* **Exercise passage**:
While there are many non-vegan sources of collagen, it doesn’t mean that collagen itself isn’t vegan. It’s a form of protein so yes, it is vegan and you can find it in plenty of vegan sources like beans, quinoa, pumpkin seeds, almonds, spirulina, and more.

But consuming collagen isn’t the only way to get its benefits. For example, vitamin C is incredibly important for the production of collagen and it also helps to protect the collagen that’s already present in your body (10). So definitely add thyme, parsley, kale, citrus fruits, broccoli, and strawberries to your diet if you haven’t already (and even if you’re not vegan because maintaining a well-balanced diet is important to keep your body functioning optimally!)

Fish sources

According to an article produced by the Nofima The Norwegian Institute of Food, Fisheries, and Aquaculture Research, fish like cod, coalfish, herring and mackerel are great sources of collagen. Fish skin in particular is a rich source of collagen (11).

Great news for people who don’t eat meat but don’t want to rely only on vegan sources for collagen benefits.

Meat sources 

One of the richest sources of collagen is bone broth that’s simmered for 24 hours or longer, especially with the use of some kind of vinegar — the acidity in it helps to break down the collagen into smaller amino acids and help you digest it more easily. That’s exactly how we make bone broth at Broya and get the maximum amount of collagen benefits.

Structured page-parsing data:
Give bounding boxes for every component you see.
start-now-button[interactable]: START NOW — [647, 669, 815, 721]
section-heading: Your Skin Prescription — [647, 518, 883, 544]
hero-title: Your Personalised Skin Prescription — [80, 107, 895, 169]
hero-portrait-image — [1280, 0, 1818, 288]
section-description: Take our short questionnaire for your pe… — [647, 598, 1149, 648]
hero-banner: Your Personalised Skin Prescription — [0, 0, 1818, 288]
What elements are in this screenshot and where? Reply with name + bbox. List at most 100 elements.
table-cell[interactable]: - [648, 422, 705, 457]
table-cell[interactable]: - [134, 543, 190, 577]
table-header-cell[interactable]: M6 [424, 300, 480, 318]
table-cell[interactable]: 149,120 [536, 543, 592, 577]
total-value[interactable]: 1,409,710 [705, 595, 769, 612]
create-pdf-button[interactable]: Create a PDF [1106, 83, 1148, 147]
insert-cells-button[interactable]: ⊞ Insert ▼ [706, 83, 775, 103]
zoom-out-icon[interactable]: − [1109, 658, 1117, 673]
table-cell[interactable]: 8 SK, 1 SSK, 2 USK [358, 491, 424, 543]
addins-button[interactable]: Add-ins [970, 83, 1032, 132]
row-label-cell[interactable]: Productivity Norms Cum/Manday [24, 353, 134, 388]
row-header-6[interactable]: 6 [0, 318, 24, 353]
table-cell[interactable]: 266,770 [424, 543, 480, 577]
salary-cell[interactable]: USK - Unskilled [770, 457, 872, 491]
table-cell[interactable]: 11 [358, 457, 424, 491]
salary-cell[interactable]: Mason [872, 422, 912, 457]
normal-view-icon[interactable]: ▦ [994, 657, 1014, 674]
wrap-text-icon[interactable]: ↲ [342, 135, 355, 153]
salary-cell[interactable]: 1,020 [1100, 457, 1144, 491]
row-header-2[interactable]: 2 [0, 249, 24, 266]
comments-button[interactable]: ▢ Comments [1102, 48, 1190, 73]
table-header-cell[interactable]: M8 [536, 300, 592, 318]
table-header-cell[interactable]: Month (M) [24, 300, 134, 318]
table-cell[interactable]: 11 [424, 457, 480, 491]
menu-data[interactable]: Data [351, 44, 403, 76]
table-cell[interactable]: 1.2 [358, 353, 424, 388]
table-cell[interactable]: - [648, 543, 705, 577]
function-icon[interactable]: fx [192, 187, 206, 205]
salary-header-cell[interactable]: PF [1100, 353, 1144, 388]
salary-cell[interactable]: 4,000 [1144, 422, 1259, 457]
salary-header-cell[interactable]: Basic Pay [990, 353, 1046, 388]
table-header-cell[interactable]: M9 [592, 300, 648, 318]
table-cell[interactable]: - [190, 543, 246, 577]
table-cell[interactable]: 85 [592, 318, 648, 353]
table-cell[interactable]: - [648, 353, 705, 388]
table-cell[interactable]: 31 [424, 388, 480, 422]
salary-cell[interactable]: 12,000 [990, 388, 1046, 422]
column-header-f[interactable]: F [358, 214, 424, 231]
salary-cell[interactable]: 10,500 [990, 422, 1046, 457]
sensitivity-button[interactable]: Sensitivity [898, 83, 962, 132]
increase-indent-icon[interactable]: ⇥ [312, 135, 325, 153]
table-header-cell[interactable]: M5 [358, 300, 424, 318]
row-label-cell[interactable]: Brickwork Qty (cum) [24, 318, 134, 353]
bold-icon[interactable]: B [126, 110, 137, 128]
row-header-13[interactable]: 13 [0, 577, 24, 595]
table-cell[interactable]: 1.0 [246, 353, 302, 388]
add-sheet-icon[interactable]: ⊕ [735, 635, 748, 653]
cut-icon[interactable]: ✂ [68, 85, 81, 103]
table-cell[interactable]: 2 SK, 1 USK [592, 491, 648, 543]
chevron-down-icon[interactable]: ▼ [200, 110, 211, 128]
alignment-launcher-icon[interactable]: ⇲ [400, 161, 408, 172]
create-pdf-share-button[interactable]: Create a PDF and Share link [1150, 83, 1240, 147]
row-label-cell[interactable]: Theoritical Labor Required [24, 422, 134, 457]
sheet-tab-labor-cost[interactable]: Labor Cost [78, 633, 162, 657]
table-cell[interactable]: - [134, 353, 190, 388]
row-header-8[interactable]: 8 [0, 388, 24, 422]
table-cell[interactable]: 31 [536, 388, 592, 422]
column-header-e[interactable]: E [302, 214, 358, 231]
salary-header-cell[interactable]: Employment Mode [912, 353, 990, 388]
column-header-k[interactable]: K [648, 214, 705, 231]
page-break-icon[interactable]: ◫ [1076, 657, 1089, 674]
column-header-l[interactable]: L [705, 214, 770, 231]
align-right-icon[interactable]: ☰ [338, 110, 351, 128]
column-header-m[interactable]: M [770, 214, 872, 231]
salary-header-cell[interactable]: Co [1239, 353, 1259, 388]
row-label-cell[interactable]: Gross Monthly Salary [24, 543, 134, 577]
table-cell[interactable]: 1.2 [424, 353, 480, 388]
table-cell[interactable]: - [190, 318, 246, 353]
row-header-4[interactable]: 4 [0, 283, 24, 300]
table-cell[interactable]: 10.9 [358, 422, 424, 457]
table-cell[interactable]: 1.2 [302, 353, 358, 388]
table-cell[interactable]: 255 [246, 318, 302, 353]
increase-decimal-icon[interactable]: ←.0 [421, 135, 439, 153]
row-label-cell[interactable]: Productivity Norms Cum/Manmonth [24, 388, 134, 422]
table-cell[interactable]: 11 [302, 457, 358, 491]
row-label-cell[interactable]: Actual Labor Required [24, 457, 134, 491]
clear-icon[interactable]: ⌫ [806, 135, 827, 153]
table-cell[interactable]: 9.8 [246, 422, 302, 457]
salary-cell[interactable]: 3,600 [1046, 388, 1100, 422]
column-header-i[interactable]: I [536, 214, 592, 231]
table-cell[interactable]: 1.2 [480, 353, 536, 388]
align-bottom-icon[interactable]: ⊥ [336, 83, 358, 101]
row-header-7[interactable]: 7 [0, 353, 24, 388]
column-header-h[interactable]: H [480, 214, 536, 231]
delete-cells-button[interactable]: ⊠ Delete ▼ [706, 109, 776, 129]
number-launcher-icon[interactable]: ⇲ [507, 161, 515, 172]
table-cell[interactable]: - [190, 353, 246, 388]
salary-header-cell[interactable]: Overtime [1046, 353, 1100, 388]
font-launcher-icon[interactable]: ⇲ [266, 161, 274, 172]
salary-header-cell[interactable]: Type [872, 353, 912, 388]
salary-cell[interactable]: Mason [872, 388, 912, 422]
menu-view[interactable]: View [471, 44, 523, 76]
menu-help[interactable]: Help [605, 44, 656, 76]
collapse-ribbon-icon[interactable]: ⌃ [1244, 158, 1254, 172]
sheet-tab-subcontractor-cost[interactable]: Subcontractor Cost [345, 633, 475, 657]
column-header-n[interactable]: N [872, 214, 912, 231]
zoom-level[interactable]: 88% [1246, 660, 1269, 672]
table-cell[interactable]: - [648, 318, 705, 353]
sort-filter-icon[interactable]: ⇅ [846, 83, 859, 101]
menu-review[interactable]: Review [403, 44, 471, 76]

* **Work task**:
From the passage on collagen sources, copy the text between "But consuming collagen" and "of collagen (11).", inclusive. These entries are separate material, unrelated to the passage on collagen sources.

* **Solution to this task**:
But consuming collagen isn’t the only way to get its benefits. For example, vitamin C is incredibly important for the production of collagen and it also helps to protect the collagen that’s already present in your body (10). So definitely add thyme, parsley, kale, citrus fruits, broccoli, and strawberries to your diet if you haven’t already (and even if you’re not vegan because maintaining a well-balanced diet is important to keep your body functioning optimally!)

Fish sources

According to an article produced by the Nofima The Norwegian Institute of Food, Fisheries, and Aquaculture Research, fish like cod, coalfish, herring and mackerel are great sources of collagen. Fish skin in particular is a rich source of collagen (11).